Dataset items:
-- START --
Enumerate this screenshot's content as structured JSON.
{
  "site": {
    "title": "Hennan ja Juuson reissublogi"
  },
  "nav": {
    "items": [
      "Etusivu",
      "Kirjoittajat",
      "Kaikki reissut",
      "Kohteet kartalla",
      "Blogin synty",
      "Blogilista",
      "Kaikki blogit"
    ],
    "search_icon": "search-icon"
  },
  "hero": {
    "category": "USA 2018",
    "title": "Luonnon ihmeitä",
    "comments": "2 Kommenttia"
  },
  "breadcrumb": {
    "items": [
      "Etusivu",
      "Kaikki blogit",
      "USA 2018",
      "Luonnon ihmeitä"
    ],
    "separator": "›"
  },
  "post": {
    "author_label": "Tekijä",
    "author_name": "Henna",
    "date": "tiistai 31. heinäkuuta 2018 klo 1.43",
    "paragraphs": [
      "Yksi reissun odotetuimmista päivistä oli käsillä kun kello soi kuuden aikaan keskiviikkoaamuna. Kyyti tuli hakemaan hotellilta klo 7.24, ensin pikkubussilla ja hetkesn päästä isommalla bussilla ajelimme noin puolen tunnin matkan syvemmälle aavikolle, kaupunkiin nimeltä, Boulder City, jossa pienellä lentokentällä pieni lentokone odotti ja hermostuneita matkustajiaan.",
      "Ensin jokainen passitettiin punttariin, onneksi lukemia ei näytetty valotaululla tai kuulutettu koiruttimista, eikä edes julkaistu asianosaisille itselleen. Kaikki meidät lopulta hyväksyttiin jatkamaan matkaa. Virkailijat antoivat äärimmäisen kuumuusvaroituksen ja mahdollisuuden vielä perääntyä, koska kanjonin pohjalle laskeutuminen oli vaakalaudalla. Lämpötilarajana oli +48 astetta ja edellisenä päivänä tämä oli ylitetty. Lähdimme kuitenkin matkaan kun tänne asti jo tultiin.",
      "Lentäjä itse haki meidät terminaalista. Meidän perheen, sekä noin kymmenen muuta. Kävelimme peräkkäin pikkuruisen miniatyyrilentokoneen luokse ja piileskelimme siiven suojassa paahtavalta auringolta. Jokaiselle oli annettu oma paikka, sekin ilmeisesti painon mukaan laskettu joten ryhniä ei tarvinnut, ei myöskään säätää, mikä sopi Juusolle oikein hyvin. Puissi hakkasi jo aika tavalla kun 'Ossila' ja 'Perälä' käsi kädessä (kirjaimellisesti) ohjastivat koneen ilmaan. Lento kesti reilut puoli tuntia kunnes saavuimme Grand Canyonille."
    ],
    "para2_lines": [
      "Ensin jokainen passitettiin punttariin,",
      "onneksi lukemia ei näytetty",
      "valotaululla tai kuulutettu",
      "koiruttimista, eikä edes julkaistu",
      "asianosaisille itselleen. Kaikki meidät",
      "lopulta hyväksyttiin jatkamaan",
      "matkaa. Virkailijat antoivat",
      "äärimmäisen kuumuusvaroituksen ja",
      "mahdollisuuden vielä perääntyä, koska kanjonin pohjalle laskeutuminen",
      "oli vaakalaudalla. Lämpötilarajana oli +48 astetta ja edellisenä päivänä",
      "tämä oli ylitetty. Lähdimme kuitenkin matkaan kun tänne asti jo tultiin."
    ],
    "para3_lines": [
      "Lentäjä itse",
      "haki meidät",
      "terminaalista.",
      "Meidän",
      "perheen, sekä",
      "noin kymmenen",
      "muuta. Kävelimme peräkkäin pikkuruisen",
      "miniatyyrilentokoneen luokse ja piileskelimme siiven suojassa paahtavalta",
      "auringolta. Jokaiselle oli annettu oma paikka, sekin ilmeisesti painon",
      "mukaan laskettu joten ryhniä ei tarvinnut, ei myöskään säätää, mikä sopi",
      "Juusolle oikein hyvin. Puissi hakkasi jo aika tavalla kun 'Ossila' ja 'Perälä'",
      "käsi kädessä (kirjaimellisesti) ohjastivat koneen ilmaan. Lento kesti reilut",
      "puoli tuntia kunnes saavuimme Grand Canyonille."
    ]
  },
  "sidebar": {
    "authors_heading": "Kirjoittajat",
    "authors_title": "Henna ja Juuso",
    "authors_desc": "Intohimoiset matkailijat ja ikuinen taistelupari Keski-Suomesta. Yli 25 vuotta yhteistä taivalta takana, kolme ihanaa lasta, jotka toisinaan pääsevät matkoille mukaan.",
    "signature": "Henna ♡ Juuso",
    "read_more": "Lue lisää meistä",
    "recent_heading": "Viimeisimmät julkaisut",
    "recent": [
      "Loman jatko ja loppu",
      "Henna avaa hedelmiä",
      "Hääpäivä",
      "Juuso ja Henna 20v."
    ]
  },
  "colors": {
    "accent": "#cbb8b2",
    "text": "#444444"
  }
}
-- END --
▶ Your objective
Gather each line from the entries above that includes the word "lukemia".

▶ Solution to this exercise
      "Ensin jokainen passitettiin punttariin, onneksi lukemia ei näytetty valotaululla tai kuulutettu koiruttimista, eikä edes julkaistu asianosaisille itselleen. Kaikki meidät lopulta hyväksyttiin jatkamaan matkaa. Virkailijat antoivat äärimmäisen kuumuusvaroituksen ja mahdollisuuden vielä perääntyä, koska kanjonin pohjalle laskeutuminen oli vaakalaudalla. Lämpötilarajana oli +48 astetta ja edellisenä päivänä tämä oli ylitetty. Lähdimme kuitenkin matkaan kun tänne asti jo tultiin.",
      "onneksi lukemia ei näytetty",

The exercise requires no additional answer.